[Dataset records]
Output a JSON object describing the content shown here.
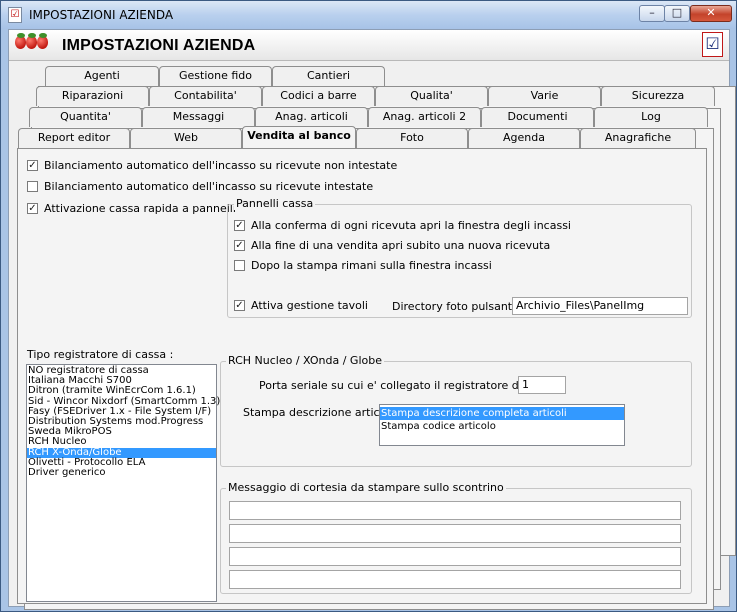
{
  "window": {
    "title": "IMPOSTAZIONI AZIENDA",
    "minimize": "–",
    "maximize": "□",
    "close": "✕"
  },
  "header": {
    "title": "IMPOSTAZIONI AZIENDA",
    "checklist_icon": "checklist-icon",
    "logo_icon": "strawberry-icon"
  },
  "tabs": {
    "row1": [
      "Agenti",
      "Gestione fido",
      "Cantieri"
    ],
    "row2": [
      "Riparazioni",
      "Contabilita'",
      "Codici a barre",
      "Qualita'",
      "Varie",
      "Sicurezza"
    ],
    "row3": [
      "Quantita'",
      "Messaggi",
      "Anag. articoli",
      "Anag. articoli 2",
      "Documenti",
      "Log"
    ],
    "row4": [
      "Report editor",
      "Web",
      "Vendita al banco",
      "Foto",
      "Agenda",
      "Anagrafiche"
    ],
    "active": "Vendita al banco"
  },
  "options": {
    "bilanciamento_non_intestate": {
      "label": "Bilanciamento automatico dell'incasso su ricevute non intestate",
      "checked": true
    },
    "bilanciamento_intestate": {
      "label": "Bilanciamento automatico dell'incasso su ricevute intestate",
      "checked": false
    },
    "cassa_rapida": {
      "label": "Attivazione cassa rapida a pannelli",
      "checked": true
    }
  },
  "pannelli": {
    "title": "Pannelli cassa",
    "conferma": {
      "label": "Alla conferma di ogni ricevuta apri la finestra degli incassi",
      "checked": true
    },
    "fine_vendita": {
      "label": "Alla fine di una vendita apri subito una nuova ricevuta",
      "checked": true
    },
    "dopo_stampa": {
      "label": "Dopo la stampa rimani sulla finestra incassi",
      "checked": false
    },
    "tavoli": {
      "label": "Attiva gestione tavoli",
      "checked": true
    },
    "directory_label": "Directory foto pulsanti :",
    "directory_value": "Archivio_Files\\PanelImg"
  },
  "registratore": {
    "label": "Tipo registratore di cassa :",
    "items": [
      "NO registratore di cassa",
      "Italiana Macchi S700",
      "Ditron (tramite WinEcrCom 1.6.1)",
      "Sid - Wincor Nixdorf (SmartComm 1.3)",
      "Fasy (FSEDriver 1.x - File System I/F)",
      "Distribution Systems mod.Progress",
      "Sweda MikroPOS",
      "RCH Nucleo",
      "RCH X-Onda/Globe",
      "Olivetti - Protocollo ELA",
      "Driver generico"
    ],
    "selected": "RCH X-Onda/Globe"
  },
  "rch": {
    "title": "RCH Nucleo / XOnda / Globe",
    "porta_label": "Porta seriale su cui e' collegato il registratore di cassa :",
    "porta_value": "1",
    "stampa_label": "Stampa descrizione articoli :",
    "stampa_items": [
      "Stampa descrizione completa articoli",
      "Stampa codice articolo"
    ],
    "stampa_selected": "Stampa descrizione completa articoli"
  },
  "messaggio": {
    "title": "Messaggio di cortesia da stampare sullo scontrino",
    "lines": [
      "",
      "",
      "",
      "",
      ""
    ]
  }
}
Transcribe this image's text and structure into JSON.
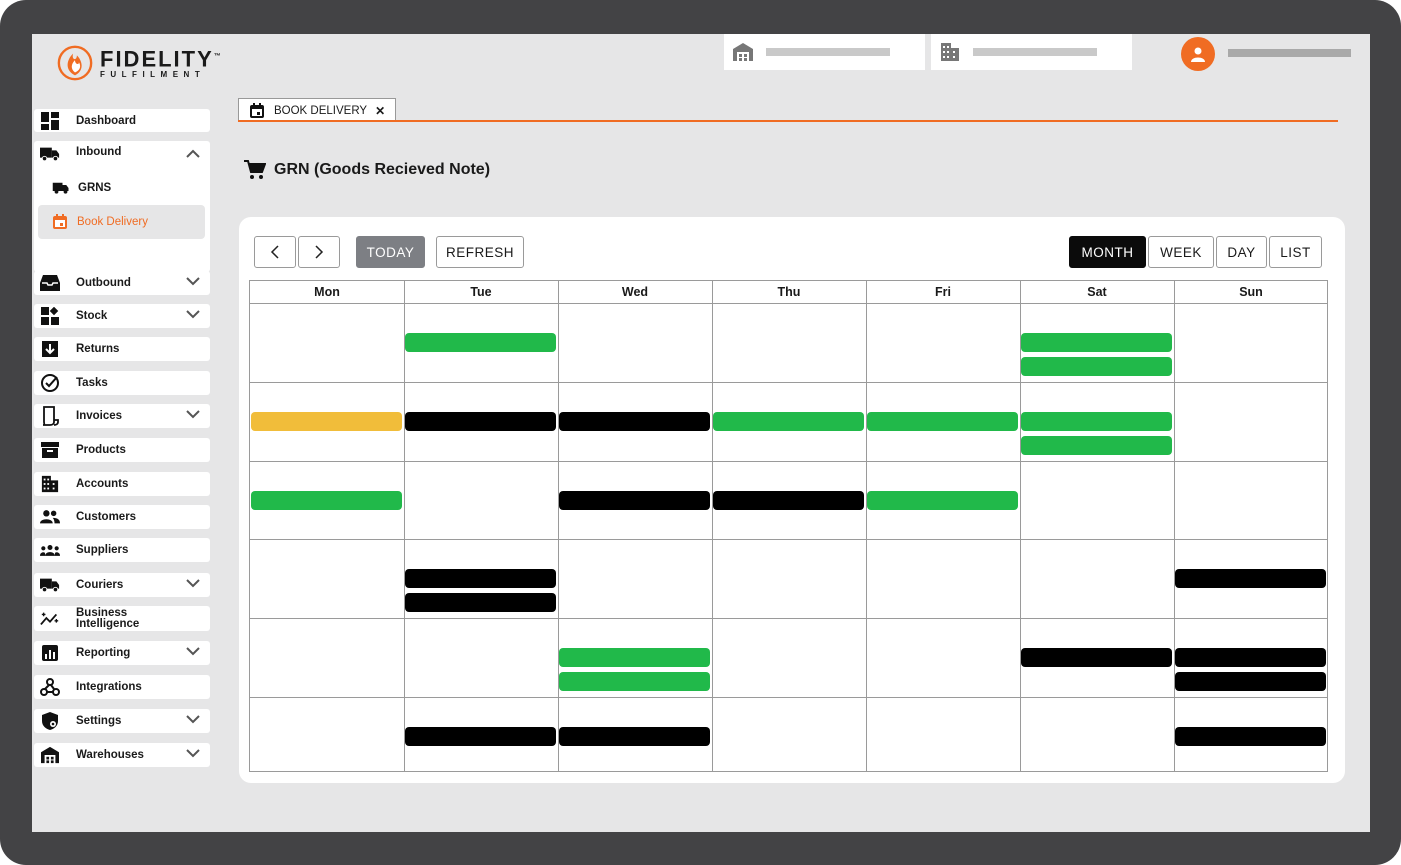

■ WHAT IS NEEDED:
Write out every line of the preceding listing that contains "Globe".

■ RESPONSE:
      "RCH X-Onda/Globe",
    "selected": "RCH X-Onda/Globe"
    "title": "RCH Nucleo / XOnda / Globe",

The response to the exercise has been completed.